## WHAT YOU HAVE TO DO
Leave out the pictures and copy every record exactly.

Structured figure records:

====

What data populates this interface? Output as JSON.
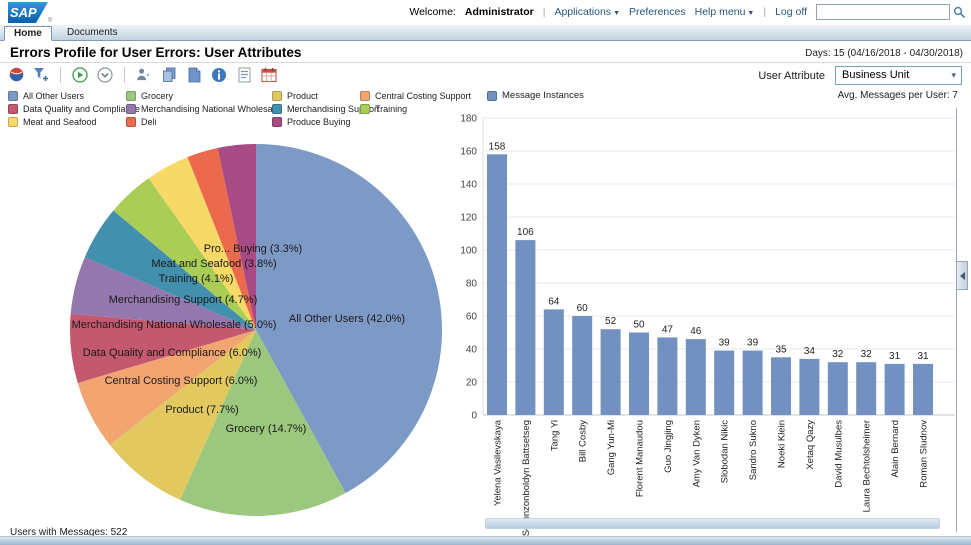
{
  "header": {
    "welcome_label": "Welcome:",
    "username": "Administrator",
    "menu": [
      {
        "label": "Applications",
        "dropdown": true
      },
      {
        "label": "Preferences",
        "dropdown": false
      },
      {
        "label": "Help menu",
        "dropdown": true
      },
      {
        "label": "Log off",
        "dropdown": false
      }
    ],
    "search_value": "",
    "logo_text": "SAP"
  },
  "tabs": [
    {
      "label": "Home",
      "active": true
    },
    {
      "label": "Documents",
      "active": false
    }
  ],
  "page": {
    "title": "Errors Profile for User Errors: User Attributes",
    "days_label": "Days: 15 (04/16/2018 - 04/30/2018)",
    "user_attribute_label": "User Attribute",
    "user_attribute_value": "Business Unit",
    "bar_legend_label": "Message Instances",
    "avg_messages_label": "Avg. Messages per User: 7",
    "users_with_messages": "Users with Messages: 522"
  },
  "toolbar": {
    "icons": [
      "chart-sphere-icon",
      "add-filter-icon",
      "run-icon",
      "dropdown-circle-icon",
      "user-icon",
      "copy-icon",
      "document-icon",
      "info-icon",
      "report-icon",
      "calendar-icon"
    ]
  },
  "chart_data": [
    {
      "type": "pie",
      "title": "Errors Profile for User Errors: User Attributes",
      "legend_position": "top",
      "slices": [
        {
          "label": "All Other Users",
          "pct": 42.0,
          "color": "#7d9ac7",
          "display": "All Other Users (42.0%)"
        },
        {
          "label": "Grocery",
          "pct": 14.7,
          "color": "#9bc77e",
          "display": "Grocery (14.7%)"
        },
        {
          "label": "Product",
          "pct": 7.7,
          "color": "#e2c95f",
          "display": "Product (7.7%)"
        },
        {
          "label": "Central Costing Support",
          "pct": 6.0,
          "color": "#f2a471",
          "display": "Central Costing Support (6.0%)"
        },
        {
          "label": "Data Quality and Compliance",
          "pct": 6.0,
          "color": "#c4586f",
          "display": "Data Quality and Compliance (6.0%)"
        },
        {
          "label": "Merchandising National Wholesale",
          "pct": 5.0,
          "color": "#9477ad",
          "display": "Merchandising National Wholesale (5.0%)"
        },
        {
          "label": "Merchandising Support",
          "pct": 4.7,
          "color": "#4290ad",
          "display": "Merchandising Support (4.7%)"
        },
        {
          "label": "Training",
          "pct": 4.1,
          "color": "#aacd56",
          "display": "Training (4.1%)"
        },
        {
          "label": "Meat and Seafood",
          "pct": 3.8,
          "color": "#f6d967",
          "display": "Meat and Seafood (3.8%)"
        },
        {
          "label": "Deli",
          "pct": 2.7,
          "color": "#eb6a4d",
          "display": ""
        },
        {
          "label": "Produce Buying",
          "pct": 3.3,
          "color": "#a84a84",
          "display": "Pro... Buying (3.3%)"
        }
      ],
      "footnote": "Users with Messages: 522"
    },
    {
      "type": "bar",
      "categories": [
        "Yelena Vasilevskaya",
        "Soronzonboldyn Battsetseg",
        "Tang Yi",
        "Bill Cosby",
        "Gang Yun-Mi",
        "Florent Manaudou",
        "Guo Jingjing",
        "Amy Van Dyken",
        "Slobodan Nikic",
        "Sandro Sukno",
        "Noeki Klein",
        "Xetaq Qazy",
        "David Musulbes",
        "Laura Bechtolsheimer",
        "Alain Bernard",
        "Roman Sludnov"
      ],
      "series": [
        {
          "name": "Message Instances",
          "color": "#7291c0",
          "values": [
            158,
            106,
            64,
            60,
            52,
            50,
            47,
            46,
            39,
            39,
            35,
            34,
            32,
            32,
            31,
            31
          ]
        }
      ],
      "ylim": [
        0,
        180
      ],
      "ytick_step": 20,
      "grid": true,
      "legend_position": "top-left",
      "annotation": "Avg. Messages per User: 7"
    }
  ]
}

====

## EXERCISE RESULT
What data populates this interface? Output as JSON.
{
  "header": {
    "welcome_label": "Welcome:",
    "username": "Administrator",
    "menu": [
      {
        "label": "Applications",
        "dropdown": true
      },
      {
        "label": "Preferences",
        "dropdown": false
      },
      {
        "label": "Help menu",
        "dropdown": true
      },
      {
        "label": "Log off",
        "dropdown": false
      }
    ],
    "search_value": "",
    "logo_text": "SAP"
  },
  "tabs": [
    {
      "label": "Home",
      "active": true
    },
    {
      "label": "Documents",
      "active": false
    }
  ],
  "page": {
    "title": "Errors Profile for User Errors: User Attributes",
    "days_label": "Days: 15 (04/16/2018 - 04/30/2018)",
    "user_attribute_label": "User Attribute",
    "user_attribute_value": "Business Unit",
    "bar_legend_label": "Message Instances",
    "avg_messages_label": "Avg. Messages per User: 7",
    "users_with_messages": "Users with Messages: 522"
  },
  "toolbar": {
    "icons": [
      "chart-sphere-icon",
      "add-filter-icon",
      "run-icon",
      "dropdown-circle-icon",
      "user-icon",
      "copy-icon",
      "document-icon",
      "info-icon",
      "report-icon",
      "calendar-icon"
    ]
  },
  "chart_data": [
    {
      "type": "pie",
      "title": "Errors Profile for User Errors: User Attributes",
      "legend_position": "top",
      "slices": [
        {
          "label": "All Other Users",
          "pct": 42.0,
          "color": "#7d9ac7",
          "display": "All Other Users (42.0%)"
        },
        {
          "label": "Grocery",
          "pct": 14.7,
          "color": "#9bc77e",
          "display": "Grocery (14.7%)"
        },
        {
          "label": "Product",
          "pct": 7.7,
          "color": "#e2c95f",
          "display": "Product (7.7%)"
        },
        {
          "label": "Central Costing Support",
          "pct": 6.0,
          "color": "#f2a471",
          "display": "Central Costing Support (6.0%)"
        },
        {
          "label": "Data Quality and Compliance",
          "pct": 6.0,
          "color": "#c4586f",
          "display": "Data Quality and Compliance (6.0%)"
        },
        {
          "label": "Merchandising National Wholesale",
          "pct": 5.0,
          "color": "#9477ad",
          "display": "Merchandising National Wholesale (5.0%)"
        },
        {
          "label": "Merchandising Support",
          "pct": 4.7,
          "color": "#4290ad",
          "display": "Merchandising Support (4.7%)"
        },
        {
          "label": "Training",
          "pct": 4.1,
          "color": "#aacd56",
          "display": "Training (4.1%)"
        },
        {
          "label": "Meat and Seafood",
          "pct": 3.8,
          "color": "#f6d967",
          "display": "Meat and Seafood (3.8%)"
        },
        {
          "label": "Deli",
          "pct": 2.7,
          "color": "#eb6a4d",
          "display": ""
        },
        {
          "label": "Produce Buying",
          "pct": 3.3,
          "color": "#a84a84",
          "display": "Pro... Buying (3.3%)"
        }
      ],
      "footnote": "Users with Messages: 522"
    },
    {
      "type": "bar",
      "categories": [
        "Yelena Vasilevskaya",
        "Soronzonboldyn Battsetseg",
        "Tang Yi",
        "Bill Cosby",
        "Gang Yun-Mi",
        "Florent Manaudou",
        "Guo Jingjing",
        "Amy Van Dyken",
        "Slobodan Nikic",
        "Sandro Sukno",
        "Noeki Klein",
        "Xetaq Qazy",
        "David Musulbes",
        "Laura Bechtolsheimer",
        "Alain Bernard",
        "Roman Sludnov"
      ],
      "series": [
        {
          "name": "Message Instances",
          "color": "#7291c0",
          "values": [
            158,
            106,
            64,
            60,
            52,
            50,
            47,
            46,
            39,
            39,
            35,
            34,
            32,
            32,
            31,
            31
          ]
        }
      ],
      "ylim": [
        0,
        180
      ],
      "ytick_step": 20,
      "grid": true,
      "legend_position": "top-left",
      "annotation": "Avg. Messages per User: 7"
    }
  ]
}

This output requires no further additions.